CHALLENGE A
Reproduce the part of the patent passage on dye-sensitized photoelectric conversion elements starting with "6. Sixth Embodiment" and going on through "a first embodiment.".

FIG. 26 is a diagram showing the manner in which a hydrogen bond is formed between an ionic liquid having an electron-acceptive functional group and an organic solvent having an electron-donative functional group;

FIG. 27 is a diagram showing the manner in which a plurality of hydrogen bonds are formed between an ionic liquid having electron-acceptive functional groups and an organic solvents having a plurality of electron-donative functional groups;

FIG. 28 is a sectional view showing the structure of a metal/metallic oxide particulate constituting a porous photoelectrode in a dye-sensitized photoelectric conversion element according to a fifth embodiment of the present disclosure; and

FIGS. 29A to 29E are sectional views showing a method of manufacturing a dye-sensitized photoelectric conversion element according to the related art.

DETAILED DESCRIPTION OF THE PREFERRED EMBODIMENTS

Now, modes for carrying out the present disclosure (the modes will hereinafter be referred to as “embodiments”) will be described below. The description will be made in the following order.

1. First Embodiment (Dye-sensitized photoelectric conversion element and manufacturing method therefor)
2. Second Embodiment (Dye-sensitized photoelectric conversion element and manufacturing method therefor)
3. Third Embodiment (Dye-sensitized photoelectric conversion element and manufacturing method therefor)
4. Fourth Embodiment (Dye-sensitized photoelectric conversion element and manufacturing method therefor)
5. Fifth Embodiment (Dye-sensitized photoelectric conversion element and manufacturing method therefor)
6. Sixth Embodiment (Photoelectric conversion element and manufacturing method therefor)

1. First Embodiment

Dye-Sensitized Photoelectric Conversion Element

FIG. 1 is a major part sectional view showing a dye-sensitized photoelectric conversion element according to a first embodiment.

CHALLENGE B
Change "grid-band" to "grid-stripe" in the entries starting with the line with "point-label: 45.60: [540, 304, 573, 332]" and going on through the line with "y-tick-label: 50: [39, 299, 54, 314]". Return only those lines, with everything else left as it is.

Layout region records
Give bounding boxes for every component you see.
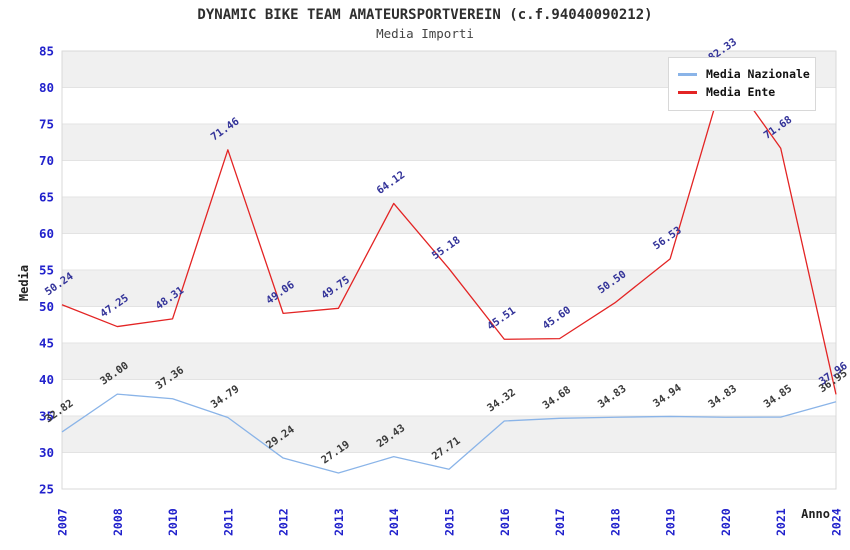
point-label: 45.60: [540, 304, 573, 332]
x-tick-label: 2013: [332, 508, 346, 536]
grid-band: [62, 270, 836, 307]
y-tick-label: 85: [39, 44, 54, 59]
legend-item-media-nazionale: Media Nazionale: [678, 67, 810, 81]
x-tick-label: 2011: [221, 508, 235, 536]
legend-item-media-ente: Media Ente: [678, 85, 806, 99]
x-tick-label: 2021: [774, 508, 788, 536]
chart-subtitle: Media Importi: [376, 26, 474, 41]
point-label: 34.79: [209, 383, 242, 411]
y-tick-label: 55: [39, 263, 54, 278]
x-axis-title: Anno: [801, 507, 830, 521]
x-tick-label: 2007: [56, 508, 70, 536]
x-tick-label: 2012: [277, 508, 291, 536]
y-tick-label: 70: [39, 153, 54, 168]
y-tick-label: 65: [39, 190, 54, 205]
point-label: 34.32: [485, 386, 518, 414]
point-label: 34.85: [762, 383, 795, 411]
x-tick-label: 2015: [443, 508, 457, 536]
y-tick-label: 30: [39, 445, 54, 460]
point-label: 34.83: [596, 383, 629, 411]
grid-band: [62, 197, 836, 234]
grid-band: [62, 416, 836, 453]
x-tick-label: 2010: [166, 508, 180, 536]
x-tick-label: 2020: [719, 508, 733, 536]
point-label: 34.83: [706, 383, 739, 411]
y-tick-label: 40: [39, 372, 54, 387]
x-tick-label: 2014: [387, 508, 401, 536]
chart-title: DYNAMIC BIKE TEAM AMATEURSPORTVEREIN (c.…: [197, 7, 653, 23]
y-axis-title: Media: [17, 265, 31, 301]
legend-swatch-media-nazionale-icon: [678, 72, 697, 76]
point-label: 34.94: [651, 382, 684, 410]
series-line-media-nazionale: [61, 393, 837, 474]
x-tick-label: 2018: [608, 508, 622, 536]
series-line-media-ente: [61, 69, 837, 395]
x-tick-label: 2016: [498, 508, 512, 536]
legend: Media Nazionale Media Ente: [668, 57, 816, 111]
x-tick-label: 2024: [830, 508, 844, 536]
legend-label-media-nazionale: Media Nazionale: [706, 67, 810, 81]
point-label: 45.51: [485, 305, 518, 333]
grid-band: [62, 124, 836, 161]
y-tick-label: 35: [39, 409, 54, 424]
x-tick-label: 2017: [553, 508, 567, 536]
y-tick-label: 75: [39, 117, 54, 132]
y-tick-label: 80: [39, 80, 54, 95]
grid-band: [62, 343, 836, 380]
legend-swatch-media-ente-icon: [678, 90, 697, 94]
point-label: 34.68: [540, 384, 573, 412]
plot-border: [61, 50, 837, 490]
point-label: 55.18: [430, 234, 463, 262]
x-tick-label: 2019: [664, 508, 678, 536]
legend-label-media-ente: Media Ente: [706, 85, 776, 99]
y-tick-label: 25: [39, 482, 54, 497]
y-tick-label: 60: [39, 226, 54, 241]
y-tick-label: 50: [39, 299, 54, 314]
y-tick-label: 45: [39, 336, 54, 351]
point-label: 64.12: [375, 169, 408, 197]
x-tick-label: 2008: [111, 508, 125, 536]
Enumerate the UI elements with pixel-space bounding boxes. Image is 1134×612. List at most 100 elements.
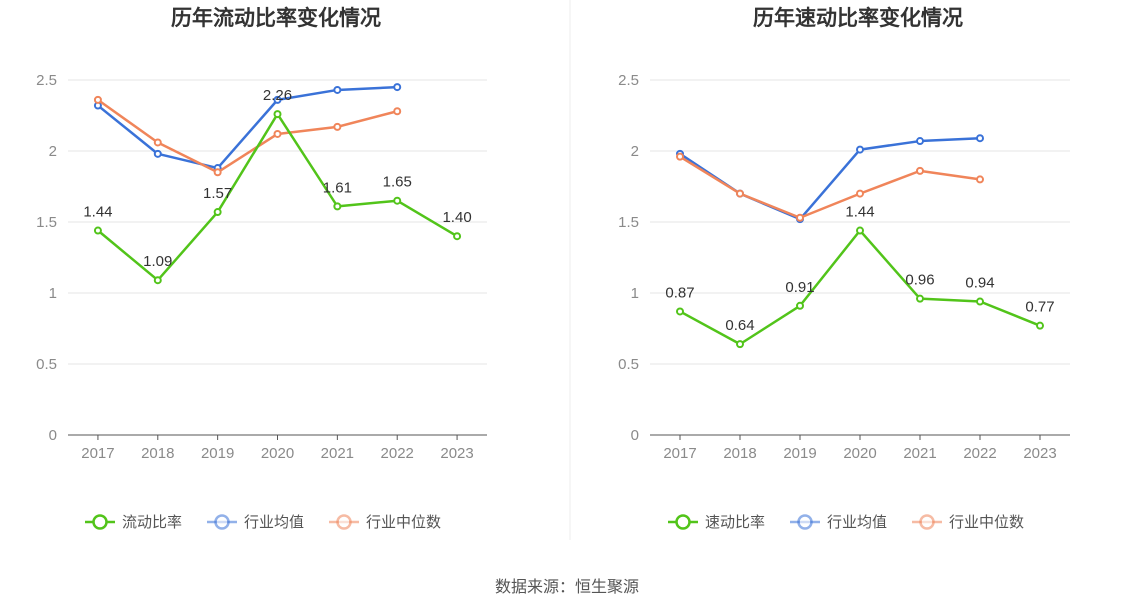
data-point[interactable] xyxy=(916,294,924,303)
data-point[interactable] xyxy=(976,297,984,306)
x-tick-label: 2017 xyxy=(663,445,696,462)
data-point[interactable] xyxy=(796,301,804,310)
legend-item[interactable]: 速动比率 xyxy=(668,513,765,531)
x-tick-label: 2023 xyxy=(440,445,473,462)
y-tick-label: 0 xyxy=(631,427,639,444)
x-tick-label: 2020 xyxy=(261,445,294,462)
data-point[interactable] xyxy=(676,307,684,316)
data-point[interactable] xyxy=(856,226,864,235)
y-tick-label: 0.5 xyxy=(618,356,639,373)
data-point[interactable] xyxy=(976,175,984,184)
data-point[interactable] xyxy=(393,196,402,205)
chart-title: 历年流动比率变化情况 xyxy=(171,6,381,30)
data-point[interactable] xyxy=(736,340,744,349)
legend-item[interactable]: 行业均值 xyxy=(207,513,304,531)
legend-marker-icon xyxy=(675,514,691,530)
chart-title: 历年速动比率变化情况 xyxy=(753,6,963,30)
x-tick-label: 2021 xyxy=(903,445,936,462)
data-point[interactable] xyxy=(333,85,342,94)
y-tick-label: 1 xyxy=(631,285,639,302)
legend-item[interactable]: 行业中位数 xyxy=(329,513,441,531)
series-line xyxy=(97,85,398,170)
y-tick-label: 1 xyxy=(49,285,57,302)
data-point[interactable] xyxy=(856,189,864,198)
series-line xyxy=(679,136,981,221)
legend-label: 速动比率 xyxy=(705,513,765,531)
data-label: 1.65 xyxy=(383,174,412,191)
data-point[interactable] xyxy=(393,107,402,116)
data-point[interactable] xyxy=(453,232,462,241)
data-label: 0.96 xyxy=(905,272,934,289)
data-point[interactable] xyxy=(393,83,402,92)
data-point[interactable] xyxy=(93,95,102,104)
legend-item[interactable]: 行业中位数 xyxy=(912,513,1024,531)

PROBLEM SOLUTION A
6. Sixth Embodiment (Photoelectric conversion element and manufacturing method therefor)

1. First Embodiment

Dye-Sensitized Photoelectric Conversion Element

FIG. 1 is a major part sectional view showing a dye-sensitized photoelectric conversion element according to a first embodiment.

PROBLEM SOLUTION B
point-label: 45.60: [540, 304, 573, 332]
x-tick-label: 2013: [332, 508, 346, 536]
grid-stripe: [62, 270, 836, 307]
y-tick-label: 85: [39, 44, 54, 59]
legend-item-media-nazionale: Media Nazionale: [678, 67, 810, 81]
x-tick-label: 2011: [221, 508, 235, 536]
legend-item-media-ente: Media Ente: [678, 85, 806, 99]
x-tick-label: 2021: [774, 508, 788, 536]
chart-subtitle: Media Importi: [376, 26, 474, 41]
point-label: 34.79: [209, 383, 242, 411]
y-tick-label: 55: [39, 263, 54, 278]
x-axis-title: Anno: [801, 507, 830, 521]
x-tick-label: 2007: [56, 508, 70, 536]
x-tick-label: 2012: [277, 508, 291, 536]
y-tick-label: 70: [39, 153, 54, 168]
y-tick-label: 65: [39, 190, 54, 205]
point-label: 34.32: [485, 386, 518, 414]
point-label: 34.85: [762, 383, 795, 411]
x-tick-label: 2015: [443, 508, 457, 536]
y-tick-label: 30: [39, 445, 54, 460]
point-label: 34.83: [596, 383, 629, 411]
grid-stripe: [62, 197, 836, 234]
grid-stripe: [62, 416, 836, 453]
x-tick-label: 2010: [166, 508, 180, 536]
x-tick-label: 2020: [719, 508, 733, 536]
point-label: 34.83: [706, 383, 739, 411]
y-tick-label: 40: [39, 372, 54, 387]
x-tick-label: 2014: [387, 508, 401, 536]
chart-title: DYNAMIC BIKE TEAM AMATEURSPORTVEREIN (c.…: [197, 7, 653, 23]
y-axis-title: Media: [17, 265, 31, 301]
legend-swatch-media-nazionale-icon: [678, 72, 697, 76]
point-label: 34.94: [651, 382, 684, 410]
series-line-media-nazionale: [61, 393, 837, 474]
x-tick-label: 2018: [608, 508, 622, 536]
series-line-media-ente: [61, 69, 837, 395]
x-tick-label: 2016: [498, 508, 512, 536]
legend: Media Nazionale Media Ente: [668, 57, 816, 111]
x-tick-label: 2024: [830, 508, 844, 536]
legend-label-media-nazionale: Media Nazionale: [706, 67, 810, 81]
point-label: 45.51: [485, 305, 518, 333]
grid-stripe: [62, 124, 836, 161]
y-tick-label: 35: [39, 409, 54, 424]
x-tick-label: 2017: [553, 508, 567, 536]
y-tick-label: 75: [39, 117, 54, 132]
y-tick-label: 80: [39, 80, 54, 95]
grid-stripe: [62, 343, 836, 380]
legend-swatch-media-ente-icon: [678, 90, 697, 94]
point-label: 34.68: [540, 384, 573, 412]
plot-border: [61, 50, 837, 490]
point-label: 55.18: [430, 234, 463, 262]
x-tick-label: 2019: [664, 508, 678, 536]
legend-label-media-ente: Media Ente: [706, 85, 776, 99]
y-tick-label: 25: [39, 482, 54, 497]
y-tick-label: 60: [39, 226, 54, 241]
y-tick-label: 50: [39, 299, 54, 314]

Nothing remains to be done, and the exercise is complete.